REQUEST:
Revise all of the data below by replacing every occurrence of "Description with numbered items" with "Caption with numbered parts", leaving everything else unchanged. Omit the pictures from your answer.

━━━

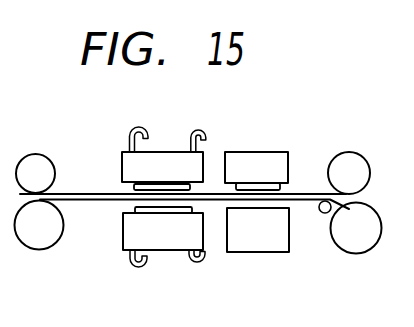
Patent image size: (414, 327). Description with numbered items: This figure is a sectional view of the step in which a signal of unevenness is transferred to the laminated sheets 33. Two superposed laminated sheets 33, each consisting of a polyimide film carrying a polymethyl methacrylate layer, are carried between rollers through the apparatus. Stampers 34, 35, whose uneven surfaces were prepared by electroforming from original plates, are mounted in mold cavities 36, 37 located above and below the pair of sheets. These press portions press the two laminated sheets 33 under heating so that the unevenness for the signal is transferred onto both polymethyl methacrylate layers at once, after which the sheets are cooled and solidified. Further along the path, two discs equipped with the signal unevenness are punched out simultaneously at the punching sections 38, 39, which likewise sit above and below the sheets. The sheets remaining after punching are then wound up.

The laminated sheet 33 is at (70, 193).
The stamper 34 is at (134, 188).
The stamper 35 is at (135, 210).
The mold cavity 36 is at (166, 163).
The mold cavity 37 is at (166, 240).
The punching section 38 is at (254, 238).
The punching section 39 is at (261, 160).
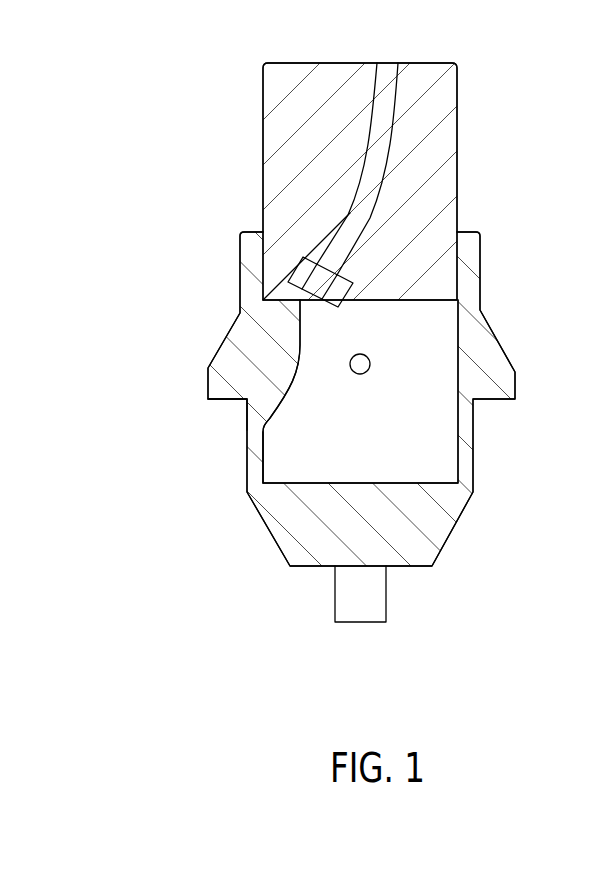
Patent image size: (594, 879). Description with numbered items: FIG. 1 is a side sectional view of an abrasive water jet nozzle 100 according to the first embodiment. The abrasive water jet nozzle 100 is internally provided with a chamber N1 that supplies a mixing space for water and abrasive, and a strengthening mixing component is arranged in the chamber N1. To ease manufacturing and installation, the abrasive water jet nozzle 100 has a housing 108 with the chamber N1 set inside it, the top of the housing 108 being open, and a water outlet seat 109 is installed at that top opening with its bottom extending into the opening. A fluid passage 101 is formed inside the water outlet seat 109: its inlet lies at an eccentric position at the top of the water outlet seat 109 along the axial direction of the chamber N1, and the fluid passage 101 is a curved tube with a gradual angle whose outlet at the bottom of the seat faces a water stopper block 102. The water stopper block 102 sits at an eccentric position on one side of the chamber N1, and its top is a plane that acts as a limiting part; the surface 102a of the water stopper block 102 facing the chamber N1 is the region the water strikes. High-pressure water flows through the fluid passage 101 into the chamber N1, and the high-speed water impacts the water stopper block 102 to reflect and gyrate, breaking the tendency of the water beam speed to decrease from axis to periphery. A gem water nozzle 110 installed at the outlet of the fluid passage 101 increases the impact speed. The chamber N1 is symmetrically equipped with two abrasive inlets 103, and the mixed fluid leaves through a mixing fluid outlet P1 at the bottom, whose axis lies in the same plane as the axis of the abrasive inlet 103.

━━━

RESULT OF THE EXERCISE:
Patent image size: (414, 327). Caption with numbered parts: This figure is a sectional view of the step in which a signal of unevenness is transferred to the laminated sheets 33. Two superposed laminated sheets 33, each consisting of a polyimide film carrying a polymethyl methacrylate layer, are carried between rollers through the apparatus. Stampers 34, 35, whose uneven surfaces were prepared by electroforming from original plates, are mounted in mold cavities 36, 37 located above and below the pair of sheets. These press portions press the two laminated sheets 33 under heating so that the unevenness for the signal is transferred onto both polymethyl methacrylate layers at once, after which the sheets are cooled and solidified. Further along the path, two discs equipped with the signal unevenness are punched out simultaneously at the punching sections 38, 39, which likewise sit above and below the sheets. The sheets remaining after punching are then wound up.

The laminated sheet 33 is at (70, 193).
The stamper 34 is at (134, 188).
The stamper 35 is at (135, 210).
The mold cavity 36 is at (166, 163).
The mold cavity 37 is at (166, 240).
The punching section 38 is at (254, 238).
The punching section 39 is at (261, 160).
Patent image size: (594, 879). Caption with numbered parts: FIG. 1 is a side sectional view of an abrasive water jet nozzle 100 according to the first embodiment. The abrasive water jet nozzle 100 is internally provided with a chamber N1 that supplies a mixing space for water and abrasive, and a strengthening mixing component is arranged in the chamber N1. To ease manufacturing and installation, the abrasive water jet nozzle 100 has a housing 108 with the chamber N1 set inside it, the top of the housing 108 being open, and a water outlet seat 109 is installed at that top opening with its bottom extending into the opening. A fluid passage 101 is formed inside the water outlet seat 109: its inlet lies at an eccentric position at the top of the water outlet seat 109 along the axial direction of the chamber N1, and the fluid passage 101 is a curved tube with a gradual angle whose outlet at the bottom of the seat faces a water stopper block 102. The water stopper block 102 sits at an eccentric position on one side of the chamber N1, and its top is a plane that acts as a limiting part; the surface 102a of the water stopper block 102 facing the chamber N1 is the region the water strikes. High-pressure water flows through the fluid passage 101 into the chamber N1, and the high-speed water impacts the water stopper block 102 to reflect and gyrate, breaking the tendency of the water beam speed to decrease from axis to periphery. A gem water nozzle 110 installed at the outlet of the fluid passage 101 increases the impact speed. The chamber N1 is symmetrically equipped with two abrasive inlets 103, and the mixed fluid leaves through a mixing fluid outlet P1 at the bottom, whose axis lies in the same plane as the axis of the abrasive inlet 103.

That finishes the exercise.